Given problem: Write out each line beneath this one exactly as it reads.

[Start of Provided entries]

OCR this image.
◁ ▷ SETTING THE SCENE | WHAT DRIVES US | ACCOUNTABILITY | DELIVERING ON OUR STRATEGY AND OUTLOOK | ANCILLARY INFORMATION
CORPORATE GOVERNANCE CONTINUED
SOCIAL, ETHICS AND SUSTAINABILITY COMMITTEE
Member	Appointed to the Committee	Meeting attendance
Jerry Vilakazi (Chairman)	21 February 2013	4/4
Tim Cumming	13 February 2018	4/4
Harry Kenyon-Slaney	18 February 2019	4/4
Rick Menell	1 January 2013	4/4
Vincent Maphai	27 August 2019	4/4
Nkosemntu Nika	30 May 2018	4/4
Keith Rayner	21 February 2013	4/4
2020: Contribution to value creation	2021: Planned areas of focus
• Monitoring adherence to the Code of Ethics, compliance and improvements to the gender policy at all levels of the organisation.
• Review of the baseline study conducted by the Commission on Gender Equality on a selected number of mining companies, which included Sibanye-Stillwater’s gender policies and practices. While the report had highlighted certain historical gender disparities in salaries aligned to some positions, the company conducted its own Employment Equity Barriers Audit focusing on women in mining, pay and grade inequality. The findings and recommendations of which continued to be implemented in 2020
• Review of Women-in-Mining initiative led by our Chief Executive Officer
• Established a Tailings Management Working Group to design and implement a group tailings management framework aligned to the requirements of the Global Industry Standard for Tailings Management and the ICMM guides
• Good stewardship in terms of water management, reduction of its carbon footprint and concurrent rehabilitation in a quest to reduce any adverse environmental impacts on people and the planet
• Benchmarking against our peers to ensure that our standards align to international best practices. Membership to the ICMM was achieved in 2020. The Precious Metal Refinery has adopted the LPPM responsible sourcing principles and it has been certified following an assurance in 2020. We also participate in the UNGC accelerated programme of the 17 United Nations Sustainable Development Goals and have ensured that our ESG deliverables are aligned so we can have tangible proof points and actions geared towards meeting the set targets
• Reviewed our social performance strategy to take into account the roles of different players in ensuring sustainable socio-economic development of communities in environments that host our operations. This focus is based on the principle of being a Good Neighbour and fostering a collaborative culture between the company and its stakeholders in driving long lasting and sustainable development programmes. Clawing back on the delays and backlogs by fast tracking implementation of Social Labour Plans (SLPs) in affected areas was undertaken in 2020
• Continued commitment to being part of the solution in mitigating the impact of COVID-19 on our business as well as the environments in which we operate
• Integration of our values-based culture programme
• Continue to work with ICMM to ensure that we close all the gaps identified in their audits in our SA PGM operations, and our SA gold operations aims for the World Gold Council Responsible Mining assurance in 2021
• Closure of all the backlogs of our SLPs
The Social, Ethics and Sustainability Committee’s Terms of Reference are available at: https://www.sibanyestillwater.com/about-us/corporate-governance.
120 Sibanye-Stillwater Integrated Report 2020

[End of Provided entries]

Finished exercise:
OCR this image.
◁ ▷ SETTING THE SCENE | WHAT DRIVES US | ACCOUNTABILITY | DELIVERING ON OUR STRATEGY AND OUTLOOK | ANCILLARY INFORMATION
CORPORATE GOVERNANCE CONTINUED
SOCIAL, ETHICS AND SUSTAINABILITY COMMITTEE
Member	Appointed to the Committee	Meeting attendance
Jerry Vilakazi (Chairman)	21 February 2013	4/4
Tim Cumming	13 February 2018	4/4
Harry Kenyon-Slaney	18 February 2019	4/4
Rick Menell	1 January 2013	4/4
Vincent Maphai	27 August 2019	4/4
Nkosemntu Nika	30 May 2018	4/4
Keith Rayner	21 February 2013	4/4
2020: Contribution to value creation	2021: Planned areas of focus
• Monitoring adherence to the Code of Ethics, compliance and improvements to the gender policy at all levels of the organisation.
• Review of the baseline study conducted by the Commission on Gender Equality on a selected number of mining companies, which included Sibanye-Stillwater’s gender policies and practices. While the report had highlighted certain historical gender disparities in salaries aligned to some positions, the company conducted its own Employment Equity Barriers Audit focusing on women in mining, pay and grade inequality. The findings and recommendations of which continued to be implemented in 2020
• Review of Women-in-Mining initiative led by our Chief Executive Officer
• Established a Tailings Management Working Group to design and implement a group tailings management framework aligned to the requirements of the Global Industry Standard for Tailings Management and the ICMM guides
• Good stewardship in terms of water management, reduction of its carbon footprint and concurrent rehabilitation in a quest to reduce any adverse environmental impacts on people and the planet
• Benchmarking against our peers to ensure that our standards align to international best practices. Membership to the ICMM was achieved in 2020. The Precious Metal Refinery has adopted the LPPM responsible sourcing principles and it has been certified following an assurance in 2020. We also participate in the UNGC accelerated programme of the 17 United Nations Sustainable Development Goals and have ensured that our ESG deliverables are aligned so we can have tangible proof points and actions geared towards meeting the set targets
• Reviewed our social performance strategy to take into account the roles of different players in ensuring sustainable socio-economic development of communities in environments that host our operations. This focus is based on the principle of being a Good Neighbour and fostering a collaborative culture between the company and its stakeholders in driving long lasting and sustainable development programmes. Clawing back on the delays and backlogs by fast tracking implementation of Social Labour Plans (SLPs) in affected areas was undertaken in 2020
• Continued commitment to being part of the solution in mitigating the impact of COVID-19 on our business as well as the environments in which we operate
• Integration of our values-based culture programme
• Continue to work with ICMM to ensure that we close all the gaps identified in their audits in our SA PGM operations, and our SA gold operations aims for the World Gold Council Responsible Mining assurance in 2021
• Closure of all the backlogs of our SLPs
The Social, Ethics and Sustainability Committee’s Terms of Reference are available at: https://www.sibanyestillwater.com/about-us/corporate-governance.
120 Sibanye-Stillwater Integrated Report 2020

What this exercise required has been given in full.